Records from a data collection →
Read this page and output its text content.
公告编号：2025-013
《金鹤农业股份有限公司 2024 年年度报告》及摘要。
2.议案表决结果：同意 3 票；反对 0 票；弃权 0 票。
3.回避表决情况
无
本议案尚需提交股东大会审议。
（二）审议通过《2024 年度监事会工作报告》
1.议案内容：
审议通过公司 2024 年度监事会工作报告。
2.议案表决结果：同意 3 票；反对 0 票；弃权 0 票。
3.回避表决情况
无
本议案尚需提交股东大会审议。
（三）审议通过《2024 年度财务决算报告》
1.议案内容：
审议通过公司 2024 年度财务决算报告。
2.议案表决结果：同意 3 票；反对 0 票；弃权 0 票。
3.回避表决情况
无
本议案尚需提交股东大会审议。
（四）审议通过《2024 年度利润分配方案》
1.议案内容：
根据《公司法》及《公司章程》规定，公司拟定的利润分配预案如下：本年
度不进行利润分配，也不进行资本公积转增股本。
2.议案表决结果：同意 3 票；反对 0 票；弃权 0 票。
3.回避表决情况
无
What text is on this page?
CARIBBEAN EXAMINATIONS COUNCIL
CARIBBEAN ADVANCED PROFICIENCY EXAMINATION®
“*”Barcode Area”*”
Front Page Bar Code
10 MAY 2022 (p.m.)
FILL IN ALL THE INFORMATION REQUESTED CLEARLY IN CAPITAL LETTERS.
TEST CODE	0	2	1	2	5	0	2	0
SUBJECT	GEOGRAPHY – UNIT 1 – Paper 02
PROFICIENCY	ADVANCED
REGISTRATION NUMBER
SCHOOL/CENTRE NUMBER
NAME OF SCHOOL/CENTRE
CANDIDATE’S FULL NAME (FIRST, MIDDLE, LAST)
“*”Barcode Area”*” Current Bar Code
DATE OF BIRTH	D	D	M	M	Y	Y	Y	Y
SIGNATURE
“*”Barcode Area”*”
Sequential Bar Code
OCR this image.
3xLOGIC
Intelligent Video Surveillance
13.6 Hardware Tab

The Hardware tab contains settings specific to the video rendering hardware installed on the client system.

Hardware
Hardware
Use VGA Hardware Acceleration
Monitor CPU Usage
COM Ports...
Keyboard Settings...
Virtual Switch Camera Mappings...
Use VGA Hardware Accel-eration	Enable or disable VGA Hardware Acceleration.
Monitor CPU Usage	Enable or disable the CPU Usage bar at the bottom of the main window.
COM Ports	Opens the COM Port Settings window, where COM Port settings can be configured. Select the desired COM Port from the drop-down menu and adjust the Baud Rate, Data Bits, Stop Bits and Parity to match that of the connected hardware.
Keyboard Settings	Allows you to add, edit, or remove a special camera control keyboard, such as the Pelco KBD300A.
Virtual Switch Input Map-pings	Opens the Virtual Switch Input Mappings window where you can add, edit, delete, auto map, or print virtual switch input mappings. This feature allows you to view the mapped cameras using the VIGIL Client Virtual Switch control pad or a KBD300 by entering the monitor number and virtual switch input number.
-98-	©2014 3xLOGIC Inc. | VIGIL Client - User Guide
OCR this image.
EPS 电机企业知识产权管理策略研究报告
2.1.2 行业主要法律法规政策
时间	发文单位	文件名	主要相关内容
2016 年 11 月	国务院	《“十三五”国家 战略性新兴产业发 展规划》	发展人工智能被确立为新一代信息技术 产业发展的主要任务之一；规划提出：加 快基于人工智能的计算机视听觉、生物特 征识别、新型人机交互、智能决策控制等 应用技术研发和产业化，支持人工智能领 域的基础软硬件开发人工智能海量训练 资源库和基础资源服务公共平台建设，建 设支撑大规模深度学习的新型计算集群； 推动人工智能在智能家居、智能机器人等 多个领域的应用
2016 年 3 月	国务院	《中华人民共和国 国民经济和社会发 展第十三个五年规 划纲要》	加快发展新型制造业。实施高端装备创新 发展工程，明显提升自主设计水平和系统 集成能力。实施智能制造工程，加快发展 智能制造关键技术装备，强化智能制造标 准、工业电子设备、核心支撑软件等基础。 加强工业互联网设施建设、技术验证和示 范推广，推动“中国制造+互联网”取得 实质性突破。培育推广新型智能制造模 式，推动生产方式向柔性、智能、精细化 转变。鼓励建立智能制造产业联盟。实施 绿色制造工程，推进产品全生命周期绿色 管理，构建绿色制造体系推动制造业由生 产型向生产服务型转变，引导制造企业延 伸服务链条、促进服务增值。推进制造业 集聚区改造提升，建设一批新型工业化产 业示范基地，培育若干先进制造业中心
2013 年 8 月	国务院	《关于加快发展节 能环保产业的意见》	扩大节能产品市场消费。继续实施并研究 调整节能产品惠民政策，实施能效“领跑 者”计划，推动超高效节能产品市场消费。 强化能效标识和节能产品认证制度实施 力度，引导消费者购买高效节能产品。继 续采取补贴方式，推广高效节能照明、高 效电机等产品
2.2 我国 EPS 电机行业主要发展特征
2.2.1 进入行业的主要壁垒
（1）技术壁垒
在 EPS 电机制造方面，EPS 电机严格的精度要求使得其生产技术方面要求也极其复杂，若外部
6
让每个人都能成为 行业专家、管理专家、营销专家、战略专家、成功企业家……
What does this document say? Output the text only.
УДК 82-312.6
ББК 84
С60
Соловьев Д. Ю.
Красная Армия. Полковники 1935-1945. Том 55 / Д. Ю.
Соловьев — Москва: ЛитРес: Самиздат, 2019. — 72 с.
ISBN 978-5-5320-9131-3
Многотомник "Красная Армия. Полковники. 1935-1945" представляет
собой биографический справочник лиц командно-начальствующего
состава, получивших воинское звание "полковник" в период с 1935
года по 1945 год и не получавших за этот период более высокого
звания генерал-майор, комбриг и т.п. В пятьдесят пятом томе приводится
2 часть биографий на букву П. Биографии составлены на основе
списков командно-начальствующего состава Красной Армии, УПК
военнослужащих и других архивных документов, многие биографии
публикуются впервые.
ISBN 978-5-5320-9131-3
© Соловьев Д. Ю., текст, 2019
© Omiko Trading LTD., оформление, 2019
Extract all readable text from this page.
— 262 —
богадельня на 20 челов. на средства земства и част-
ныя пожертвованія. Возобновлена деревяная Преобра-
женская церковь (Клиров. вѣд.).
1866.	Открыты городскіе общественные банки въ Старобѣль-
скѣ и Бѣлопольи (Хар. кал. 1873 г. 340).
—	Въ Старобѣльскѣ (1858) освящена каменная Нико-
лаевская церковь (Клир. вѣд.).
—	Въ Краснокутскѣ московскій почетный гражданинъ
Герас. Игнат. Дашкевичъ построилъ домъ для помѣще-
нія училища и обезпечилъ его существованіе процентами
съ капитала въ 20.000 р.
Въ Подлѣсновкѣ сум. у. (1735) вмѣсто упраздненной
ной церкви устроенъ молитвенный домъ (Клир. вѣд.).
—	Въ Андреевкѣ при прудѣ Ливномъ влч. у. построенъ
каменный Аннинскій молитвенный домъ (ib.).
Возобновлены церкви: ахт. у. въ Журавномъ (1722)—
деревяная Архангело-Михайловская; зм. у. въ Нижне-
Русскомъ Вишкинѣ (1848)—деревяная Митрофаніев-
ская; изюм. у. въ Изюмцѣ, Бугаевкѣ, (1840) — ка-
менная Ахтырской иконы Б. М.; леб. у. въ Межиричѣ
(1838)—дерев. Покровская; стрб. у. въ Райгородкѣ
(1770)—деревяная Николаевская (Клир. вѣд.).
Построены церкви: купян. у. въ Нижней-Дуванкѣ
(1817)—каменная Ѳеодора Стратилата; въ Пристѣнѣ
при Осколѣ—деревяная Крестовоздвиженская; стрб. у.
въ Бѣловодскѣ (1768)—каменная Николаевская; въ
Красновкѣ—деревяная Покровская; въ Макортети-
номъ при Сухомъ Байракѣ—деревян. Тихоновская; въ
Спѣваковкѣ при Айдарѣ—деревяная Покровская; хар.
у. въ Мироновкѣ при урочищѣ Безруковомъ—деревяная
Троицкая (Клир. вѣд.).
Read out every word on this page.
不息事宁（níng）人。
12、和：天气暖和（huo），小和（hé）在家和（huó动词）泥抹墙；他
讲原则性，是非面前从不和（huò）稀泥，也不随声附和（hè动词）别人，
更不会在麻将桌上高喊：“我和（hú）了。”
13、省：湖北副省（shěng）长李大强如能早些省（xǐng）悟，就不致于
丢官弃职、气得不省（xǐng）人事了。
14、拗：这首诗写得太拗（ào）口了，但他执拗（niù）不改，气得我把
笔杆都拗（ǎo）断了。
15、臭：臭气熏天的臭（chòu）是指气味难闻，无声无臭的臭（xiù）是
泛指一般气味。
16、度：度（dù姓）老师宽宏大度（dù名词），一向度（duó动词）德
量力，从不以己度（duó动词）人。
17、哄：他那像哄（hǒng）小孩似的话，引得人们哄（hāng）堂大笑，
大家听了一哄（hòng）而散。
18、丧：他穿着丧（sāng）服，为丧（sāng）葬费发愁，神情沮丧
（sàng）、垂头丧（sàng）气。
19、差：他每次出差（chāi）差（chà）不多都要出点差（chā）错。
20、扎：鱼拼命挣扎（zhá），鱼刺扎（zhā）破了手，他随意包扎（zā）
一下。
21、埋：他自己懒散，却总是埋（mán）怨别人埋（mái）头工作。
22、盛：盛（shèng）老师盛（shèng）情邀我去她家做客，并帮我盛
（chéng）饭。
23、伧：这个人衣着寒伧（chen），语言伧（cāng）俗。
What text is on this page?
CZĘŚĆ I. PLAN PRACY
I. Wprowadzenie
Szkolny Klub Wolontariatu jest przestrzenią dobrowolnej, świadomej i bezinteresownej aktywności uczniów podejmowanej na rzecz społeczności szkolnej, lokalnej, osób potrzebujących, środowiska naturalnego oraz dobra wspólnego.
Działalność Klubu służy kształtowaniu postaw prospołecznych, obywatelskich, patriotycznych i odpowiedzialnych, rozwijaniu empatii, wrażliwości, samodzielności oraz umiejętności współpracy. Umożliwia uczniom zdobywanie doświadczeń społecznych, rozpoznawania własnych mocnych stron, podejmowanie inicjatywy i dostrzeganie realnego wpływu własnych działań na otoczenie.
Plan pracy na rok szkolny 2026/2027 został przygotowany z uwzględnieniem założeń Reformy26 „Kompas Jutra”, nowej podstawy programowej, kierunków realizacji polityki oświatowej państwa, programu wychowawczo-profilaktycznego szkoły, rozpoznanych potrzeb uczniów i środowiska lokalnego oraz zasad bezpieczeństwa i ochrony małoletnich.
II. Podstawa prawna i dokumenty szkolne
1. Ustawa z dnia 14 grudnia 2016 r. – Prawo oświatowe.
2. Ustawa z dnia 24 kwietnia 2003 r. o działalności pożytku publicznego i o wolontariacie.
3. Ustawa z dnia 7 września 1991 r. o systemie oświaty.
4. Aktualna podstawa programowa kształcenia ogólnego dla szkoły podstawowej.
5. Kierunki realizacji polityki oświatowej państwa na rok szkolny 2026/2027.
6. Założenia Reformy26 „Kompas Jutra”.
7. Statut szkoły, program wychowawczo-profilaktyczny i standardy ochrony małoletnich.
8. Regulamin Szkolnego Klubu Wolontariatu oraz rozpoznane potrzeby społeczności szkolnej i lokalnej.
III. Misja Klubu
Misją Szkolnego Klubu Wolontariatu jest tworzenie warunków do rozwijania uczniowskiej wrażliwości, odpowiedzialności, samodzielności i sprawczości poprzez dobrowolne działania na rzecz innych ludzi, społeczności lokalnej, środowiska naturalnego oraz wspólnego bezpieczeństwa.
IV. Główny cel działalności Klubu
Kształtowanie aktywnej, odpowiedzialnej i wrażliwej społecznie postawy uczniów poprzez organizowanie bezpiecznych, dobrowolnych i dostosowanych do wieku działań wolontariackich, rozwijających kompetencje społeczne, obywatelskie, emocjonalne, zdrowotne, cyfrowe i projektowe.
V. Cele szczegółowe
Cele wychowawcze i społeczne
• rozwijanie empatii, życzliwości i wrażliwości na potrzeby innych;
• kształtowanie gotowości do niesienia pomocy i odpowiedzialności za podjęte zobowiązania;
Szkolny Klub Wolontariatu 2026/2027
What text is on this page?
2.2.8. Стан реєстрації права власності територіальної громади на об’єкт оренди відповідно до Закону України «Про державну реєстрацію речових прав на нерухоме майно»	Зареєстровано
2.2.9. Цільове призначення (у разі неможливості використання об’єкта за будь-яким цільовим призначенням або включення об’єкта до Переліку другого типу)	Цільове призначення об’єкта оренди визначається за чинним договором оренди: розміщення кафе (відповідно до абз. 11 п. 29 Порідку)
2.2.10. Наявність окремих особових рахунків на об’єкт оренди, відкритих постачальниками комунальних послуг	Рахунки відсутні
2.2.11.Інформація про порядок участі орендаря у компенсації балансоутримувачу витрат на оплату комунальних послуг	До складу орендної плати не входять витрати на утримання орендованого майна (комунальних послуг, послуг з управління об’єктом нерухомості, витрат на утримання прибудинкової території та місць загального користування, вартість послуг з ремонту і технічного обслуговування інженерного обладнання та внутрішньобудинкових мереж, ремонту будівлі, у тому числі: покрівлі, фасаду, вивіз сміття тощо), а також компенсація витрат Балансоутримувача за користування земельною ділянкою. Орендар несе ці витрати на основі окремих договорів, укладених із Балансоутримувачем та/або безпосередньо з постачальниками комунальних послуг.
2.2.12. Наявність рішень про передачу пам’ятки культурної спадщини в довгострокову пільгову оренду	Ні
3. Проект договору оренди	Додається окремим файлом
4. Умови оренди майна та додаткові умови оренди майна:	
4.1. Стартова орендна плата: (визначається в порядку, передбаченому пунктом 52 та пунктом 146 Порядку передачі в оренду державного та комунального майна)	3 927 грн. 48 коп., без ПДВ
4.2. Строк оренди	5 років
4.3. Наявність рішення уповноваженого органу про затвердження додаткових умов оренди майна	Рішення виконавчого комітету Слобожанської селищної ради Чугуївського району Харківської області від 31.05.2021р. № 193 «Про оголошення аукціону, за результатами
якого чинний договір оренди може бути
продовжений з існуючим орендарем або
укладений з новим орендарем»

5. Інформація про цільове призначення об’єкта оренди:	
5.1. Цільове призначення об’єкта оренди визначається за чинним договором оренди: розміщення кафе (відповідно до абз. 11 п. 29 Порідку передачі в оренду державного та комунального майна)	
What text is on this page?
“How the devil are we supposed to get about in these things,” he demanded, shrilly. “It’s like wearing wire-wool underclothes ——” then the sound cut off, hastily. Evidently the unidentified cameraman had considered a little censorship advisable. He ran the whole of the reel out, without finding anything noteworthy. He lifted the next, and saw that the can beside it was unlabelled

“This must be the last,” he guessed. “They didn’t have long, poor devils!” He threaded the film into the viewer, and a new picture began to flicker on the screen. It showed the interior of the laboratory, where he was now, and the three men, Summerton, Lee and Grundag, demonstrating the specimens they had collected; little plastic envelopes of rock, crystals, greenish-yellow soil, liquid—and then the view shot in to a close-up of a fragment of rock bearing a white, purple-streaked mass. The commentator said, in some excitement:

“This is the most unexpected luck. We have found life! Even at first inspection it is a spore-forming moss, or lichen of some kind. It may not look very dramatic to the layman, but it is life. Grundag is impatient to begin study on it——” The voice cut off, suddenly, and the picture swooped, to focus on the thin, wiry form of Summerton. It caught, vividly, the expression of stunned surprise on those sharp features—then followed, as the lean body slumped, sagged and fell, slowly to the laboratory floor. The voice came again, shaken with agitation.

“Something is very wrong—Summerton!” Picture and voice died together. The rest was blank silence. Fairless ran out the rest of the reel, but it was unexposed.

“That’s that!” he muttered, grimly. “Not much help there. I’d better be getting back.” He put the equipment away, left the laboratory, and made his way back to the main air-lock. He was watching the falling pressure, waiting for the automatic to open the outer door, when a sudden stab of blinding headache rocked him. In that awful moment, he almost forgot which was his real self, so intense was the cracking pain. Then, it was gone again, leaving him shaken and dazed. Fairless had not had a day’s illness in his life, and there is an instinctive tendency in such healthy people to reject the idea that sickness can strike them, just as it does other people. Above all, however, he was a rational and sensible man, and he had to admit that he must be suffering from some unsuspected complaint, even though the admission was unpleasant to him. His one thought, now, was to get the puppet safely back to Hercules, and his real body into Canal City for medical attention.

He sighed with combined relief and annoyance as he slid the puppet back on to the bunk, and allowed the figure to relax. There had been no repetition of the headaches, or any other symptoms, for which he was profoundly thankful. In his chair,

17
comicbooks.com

EXERCISE → Go through the data and count each line that has the word "Ustawa", then give the total alone.

TASK OUTPUT → 3